*Dataset rows:*

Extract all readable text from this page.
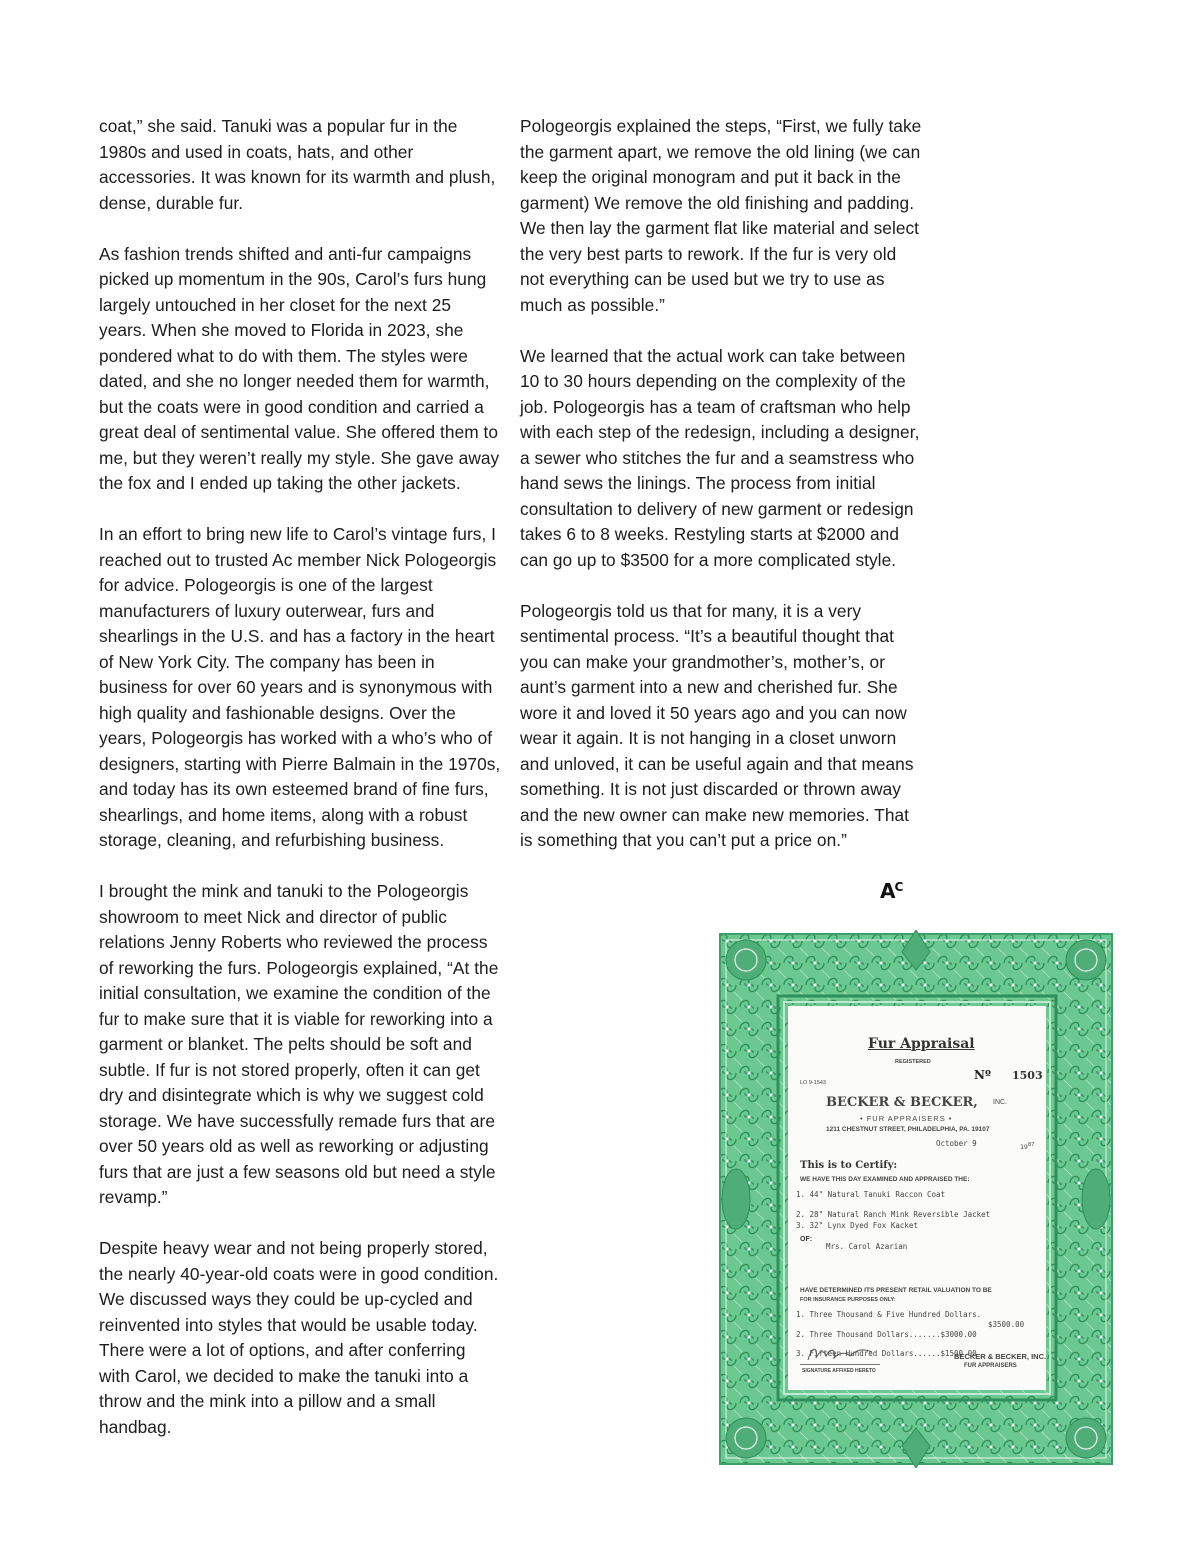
coat,” she said. Tanuki was a popular fur in the 1980s and used in coats, hats, and other accessories. It was known for its warmth and plush, dense, durable fur.

As fashion trends shifted and anti-fur campaigns picked up momentum in the 90s, Carol’s furs hung largely untouched in her closet for the next 25 years. When she moved to Florida in 2023, she pondered what to do with them. The styles were dated, and she no longer needed them for warmth, but the coats were in good condition and carried a great deal of sentimental value. She offered them to me, but they weren’t really my style. She gave away the fox and I ended up taking the other jackets.

In an effort to bring new life to Carol’s vintage furs, I reached out to trusted Ac member Nick Pologeorgis for advice. Pologeorgis is one of the largest manufacturers of luxury outerwear, furs and shearlings in the U.S. and has a factory in the heart of New York City. The company has been in business for over 60 years and is synonymous with high quality and fashionable designs. Over the years, Pologeorgis has worked with a who’s who of designers, starting with Pierre Balmain in the 1970s, and today has its own esteemed brand of fine furs, shearlings, and home items, along with a robust storage, cleaning, and refurbishing business.

I brought the mink and tanuki to the Pologeorgis showroom to meet Nick and director of public relations Jenny Roberts who reviewed the process of reworking the furs. Pologeorgis explained, “At the initial consultation, we examine the condition of the fur to make sure that it is viable for reworking into a garment or blanket. The pelts should be soft and subtle. If fur is not stored properly, often it can get dry and disintegrate which is why we suggest cold storage. We have successfully remade furs that are over 50 years old as well as reworking or adjusting furs that are just a few seasons old but need a style revamp.”

Despite heavy wear and not being properly stored, the nearly 40-year-old coats were in good condition. We discussed ways they could be up-cycled and reinvented into styles that would be usable today. There were a lot of options, and after conferring with Carol, we decided to make the tanuki into a throw and the mink into a pillow and a small handbag.

Pologeorgis explained the steps, “First, we fully take the garment apart, we remove the old lining (we can keep the original monogram and put it back in the garment) We remove the old finishing and padding. We then lay the garment flat like material and select the very best parts to rework. If the fur is very old not everything can be used but we try to use as much as possible.”

We learned that the actual work can take between 10 to 30 hours depending on the complexity of the job. Pologeorgis has a team of craftsman who help with each step of the redesign, including a designer, a sewer who stitches the fur and a seamstress who hand sews the linings. The process from initial consultation to delivery of new garment or redesign takes 6 to 8 weeks. Restyling starts at $2000 and can go up to $3500 for a more complicated style.

Pologeorgis told us that for many, it is a very sentimental process. “It’s a beautiful thought that you can make your grandmother’s, mother’s, or aunt’s garment into a new and cherished fur. She wore it and loved it 50 years ago and you can now wear it again. It is not hanging in a closet unworn and unloved, it can be useful again and that means something. It is not just discarded or thrown away and the new owner can make new memories. That is something that you can’t put a price on.”

$A^C$
Fur Appraisal
REGISTERED
Nº 1503
LO 9-1543
BECKER & BECKER, INC.
• FUR APPRAISERS •
1211 CHESTNUT STREET, PHILADELPHIA, PA. 19107
October 9	$19^{87}$
This is to Certify:
WE HAVE THIS DAY EXAMINED AND APPRAISED THE:
1. 44" Natural Tanuki Raccon Coat
2. 28" Natural Ranch Mink Reversible Jacket
3. 32" Lynx Dyed Fox Kacket
OF:
Mrs. Carol Azarian
HAVE DETERMINED ITS PRESENT RETAIL VALUATION TO BE
FOR INSURANCE PURPOSES ONLY:
1. Three Thousand & Five Hundred Dollars.
$3500.00
2. Three Thousand Dollars.......$3000.00
3. Fifteen Hundred Dollars......$1500.00
SIGNATURE AFFIXED HERETO
BECKER & BECKER, INC.
FUR APPRAISERS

*Exercise details:*
Transcribe the material exactly, keeping every word and none of the pictures.

*Solution to this task:*
Extract all readable text from this page.
coat,” she said. Tanuki was a popular fur in the 1980s and used in coats, hats, and other accessories. It was known for its warmth and plush, dense, durable fur.

As fashion trends shifted and anti-fur campaigns picked up momentum in the 90s, Carol’s furs hung largely untouched in her closet for the next 25 years. When she moved to Florida in 2023, she pondered what to do with them. The styles were dated, and she no longer needed them for warmth, but the coats were in good condition and carried a great deal of sentimental value. She offered them to me, but they weren’t really my style. She gave away the fox and I ended up taking the other jackets.

In an effort to bring new life to Carol’s vintage furs, I reached out to trusted Ac member Nick Pologeorgis for advice. Pologeorgis is one of the largest manufacturers of luxury outerwear, furs and shearlings in the U.S. and has a factory in the heart of New York City. The company has been in business for over 60 years and is synonymous with high quality and fashionable designs. Over the years, Pologeorgis has worked with a who’s who of designers, starting with Pierre Balmain in the 1970s, and today has its own esteemed brand of fine furs, shearlings, and home items, along with a robust storage, cleaning, and refurbishing business.

I brought the mink and tanuki to the Pologeorgis showroom to meet Nick and director of public relations Jenny Roberts who reviewed the process of reworking the furs. Pologeorgis explained, “At the initial consultation, we examine the condition of the fur to make sure that it is viable for reworking into a garment or blanket. The pelts should be soft and subtle. If fur is not stored properly, often it can get dry and disintegrate which is why we suggest cold storage. We have successfully remade furs that are over 50 years old as well as reworking or adjusting furs that are just a few seasons old but need a style revamp.”

Despite heavy wear and not being properly stored, the nearly 40-year-old coats were in good condition. We discussed ways they could be up-cycled and reinvented into styles that would be usable today. There were a lot of options, and after conferring with Carol, we decided to make the tanuki into a throw and the mink into a pillow and a small handbag.

Pologeorgis explained the steps, “First, we fully take the garment apart, we remove the old lining (we can keep the original monogram and put it back in the garment) We remove the old finishing and padding. We then lay the garment flat like material and select the very best parts to rework. If the fur is very old not everything can be used but we try to use as much as possible.”

We learned that the actual work can take between 10 to 30 hours depending on the complexity of the job. Pologeorgis has a team of craftsman who help with each step of the redesign, including a designer, a sewer who stitches the fur and a seamstress who hand sews the linings. The process from initial consultation to delivery of new garment or redesign takes 6 to 8 weeks. Restyling starts at $2000 and can go up to $3500 for a more complicated style.

Pologeorgis told us that for many, it is a very sentimental process. “It’s a beautiful thought that you can make your grandmother’s, mother’s, or aunt’s garment into a new and cherished fur. She wore it and loved it 50 years ago and you can now wear it again. It is not hanging in a closet unworn and unloved, it can be useful again and that means something. It is not just discarded or thrown away and the new owner can make new memories. That is something that you can’t put a price on.”

$A^C$
Fur Appraisal
REGISTERED
Nº 1503
LO 9-1543
BECKER & BECKER, INC.
• FUR APPRAISERS •
1211 CHESTNUT STREET, PHILADELPHIA, PA. 19107
October 9	$19^{87}$
This is to Certify:
WE HAVE THIS DAY EXAMINED AND APPRAISED THE:
1. 44" Natural Tanuki Raccon Coat
2. 28" Natural Ranch Mink Reversible Jacket
3. 32" Lynx Dyed Fox Kacket
OF:
Mrs. Carol Azarian
HAVE DETERMINED ITS PRESENT RETAIL VALUATION TO BE
FOR INSURANCE PURPOSES ONLY:
1. Three Thousand & Five Hundred Dollars.
$3500.00
2. Three Thousand Dollars.......$3000.00
3. Fifteen Hundred Dollars......$1500.00
SIGNATURE AFFIXED HERETO
BECKER & BECKER, INC.
FUR APPRAISERS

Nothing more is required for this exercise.